(Element box annotations)
#####

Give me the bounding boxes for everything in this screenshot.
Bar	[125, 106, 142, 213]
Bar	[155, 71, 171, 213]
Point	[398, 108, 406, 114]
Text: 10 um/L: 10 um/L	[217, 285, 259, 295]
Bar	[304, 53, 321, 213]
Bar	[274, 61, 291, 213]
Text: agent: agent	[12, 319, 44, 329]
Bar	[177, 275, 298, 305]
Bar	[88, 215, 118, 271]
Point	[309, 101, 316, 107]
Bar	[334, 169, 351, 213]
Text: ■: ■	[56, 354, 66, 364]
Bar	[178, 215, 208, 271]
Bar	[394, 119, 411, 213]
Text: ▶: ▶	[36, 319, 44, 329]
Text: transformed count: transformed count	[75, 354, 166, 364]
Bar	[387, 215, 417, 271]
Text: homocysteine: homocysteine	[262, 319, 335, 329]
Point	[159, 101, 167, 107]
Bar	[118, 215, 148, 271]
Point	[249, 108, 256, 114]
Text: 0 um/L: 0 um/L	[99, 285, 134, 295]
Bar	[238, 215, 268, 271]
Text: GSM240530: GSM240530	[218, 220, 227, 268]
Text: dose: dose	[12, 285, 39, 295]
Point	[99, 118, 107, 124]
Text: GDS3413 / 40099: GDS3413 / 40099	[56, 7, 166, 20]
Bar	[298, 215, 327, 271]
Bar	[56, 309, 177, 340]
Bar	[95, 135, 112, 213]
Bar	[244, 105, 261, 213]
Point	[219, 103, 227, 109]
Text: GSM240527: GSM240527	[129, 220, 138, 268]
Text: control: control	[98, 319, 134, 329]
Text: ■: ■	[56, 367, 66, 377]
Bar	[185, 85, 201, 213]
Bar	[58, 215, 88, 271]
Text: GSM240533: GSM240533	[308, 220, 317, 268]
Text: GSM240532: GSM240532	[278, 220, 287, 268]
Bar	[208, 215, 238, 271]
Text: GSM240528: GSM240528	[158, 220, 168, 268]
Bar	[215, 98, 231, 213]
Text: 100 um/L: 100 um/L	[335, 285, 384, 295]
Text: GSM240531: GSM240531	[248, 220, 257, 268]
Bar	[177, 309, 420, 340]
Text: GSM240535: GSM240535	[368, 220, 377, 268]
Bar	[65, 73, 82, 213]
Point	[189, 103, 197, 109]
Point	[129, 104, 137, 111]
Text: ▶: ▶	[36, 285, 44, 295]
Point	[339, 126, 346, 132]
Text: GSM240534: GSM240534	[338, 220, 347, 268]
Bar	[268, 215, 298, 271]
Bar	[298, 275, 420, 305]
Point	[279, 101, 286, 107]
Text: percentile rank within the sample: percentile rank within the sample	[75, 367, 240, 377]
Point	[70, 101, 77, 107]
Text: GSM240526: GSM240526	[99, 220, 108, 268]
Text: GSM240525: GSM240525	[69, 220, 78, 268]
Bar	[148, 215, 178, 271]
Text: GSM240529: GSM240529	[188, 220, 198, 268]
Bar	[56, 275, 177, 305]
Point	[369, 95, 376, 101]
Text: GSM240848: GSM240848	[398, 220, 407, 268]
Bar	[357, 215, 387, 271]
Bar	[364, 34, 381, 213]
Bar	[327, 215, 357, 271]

#####

**Goal:** Reproduce all of the lines above, replacing every occurrence of "Bar" with "Rectangle" and leaving everything else unchanged.

**Finished exercise:**
Give me the bounding boxes for everything in this screenshot.
Rectangle	[125, 106, 142, 213]
Rectangle	[155, 71, 171, 213]
Point	[398, 108, 406, 114]
Text: 10 um/L: 10 um/L	[217, 285, 259, 295]
Rectangle	[304, 53, 321, 213]
Rectangle	[274, 61, 291, 213]
Text: agent: agent	[12, 319, 44, 329]
Rectangle	[177, 275, 298, 305]
Rectangle	[88, 215, 118, 271]
Point	[309, 101, 316, 107]
Rectangle	[334, 169, 351, 213]
Text: ■: ■	[56, 354, 66, 364]
Rectangle	[178, 215, 208, 271]
Rectangle	[394, 119, 411, 213]
Text: ▶: ▶	[36, 319, 44, 329]
Text: transformed count: transformed count	[75, 354, 166, 364]
Rectangle	[387, 215, 417, 271]
Text: homocysteine: homocysteine	[262, 319, 335, 329]
Point	[159, 101, 167, 107]
Rectangle	[118, 215, 148, 271]
Point	[249, 108, 256, 114]
Text: 0 um/L: 0 um/L	[99, 285, 134, 295]
Rectangle	[238, 215, 268, 271]
Text: GSM240530: GSM240530	[218, 220, 227, 268]
Text: dose: dose	[12, 285, 39, 295]
Point	[99, 118, 107, 124]
Text: GDS3413 / 40099: GDS3413 / 40099	[56, 7, 166, 20]
Rectangle	[298, 215, 327, 271]
Rectangle	[56, 309, 177, 340]
Rectangle	[95, 135, 112, 213]
Rectangle	[244, 105, 261, 213]
Point	[219, 103, 227, 109]
Text: GSM240527: GSM240527	[129, 220, 138, 268]
Text: control: control	[98, 319, 134, 329]
Text: ■: ■	[56, 367, 66, 377]
Rectangle	[185, 85, 201, 213]
Rectangle	[58, 215, 88, 271]
Text: GSM240533: GSM240533	[308, 220, 317, 268]
Text: GSM240532: GSM240532	[278, 220, 287, 268]
Rectangle	[208, 215, 238, 271]
Text: GSM240528: GSM240528	[158, 220, 168, 268]
Rectangle	[215, 98, 231, 213]
Text: 100 um/L: 100 um/L	[335, 285, 384, 295]
Text: GSM240531: GSM240531	[248, 220, 257, 268]
Rectangle	[177, 309, 420, 340]
Text: GSM240535: GSM240535	[368, 220, 377, 268]
Rectangle	[65, 73, 82, 213]
Point	[189, 103, 197, 109]
Point	[129, 104, 137, 111]
Text: ▶: ▶	[36, 285, 44, 295]
Point	[339, 126, 346, 132]
Text: GSM240534: GSM240534	[338, 220, 347, 268]
Rectangle	[268, 215, 298, 271]
Rectangle	[298, 275, 420, 305]
Point	[279, 101, 286, 107]
Text: percentile rank within the sample: percentile rank within the sample	[75, 367, 240, 377]
Point	[70, 101, 77, 107]
Text: GSM240526: GSM240526	[99, 220, 108, 268]
Text: GSM240525: GSM240525	[69, 220, 78, 268]
Rectangle	[148, 215, 178, 271]
Text: GSM240529: GSM240529	[188, 220, 198, 268]
Rectangle	[56, 275, 177, 305]
Point	[369, 95, 376, 101]
Text: GSM240848: GSM240848	[398, 220, 407, 268]
Rectangle	[357, 215, 387, 271]
Rectangle	[364, 34, 381, 213]
Rectangle	[327, 215, 357, 271]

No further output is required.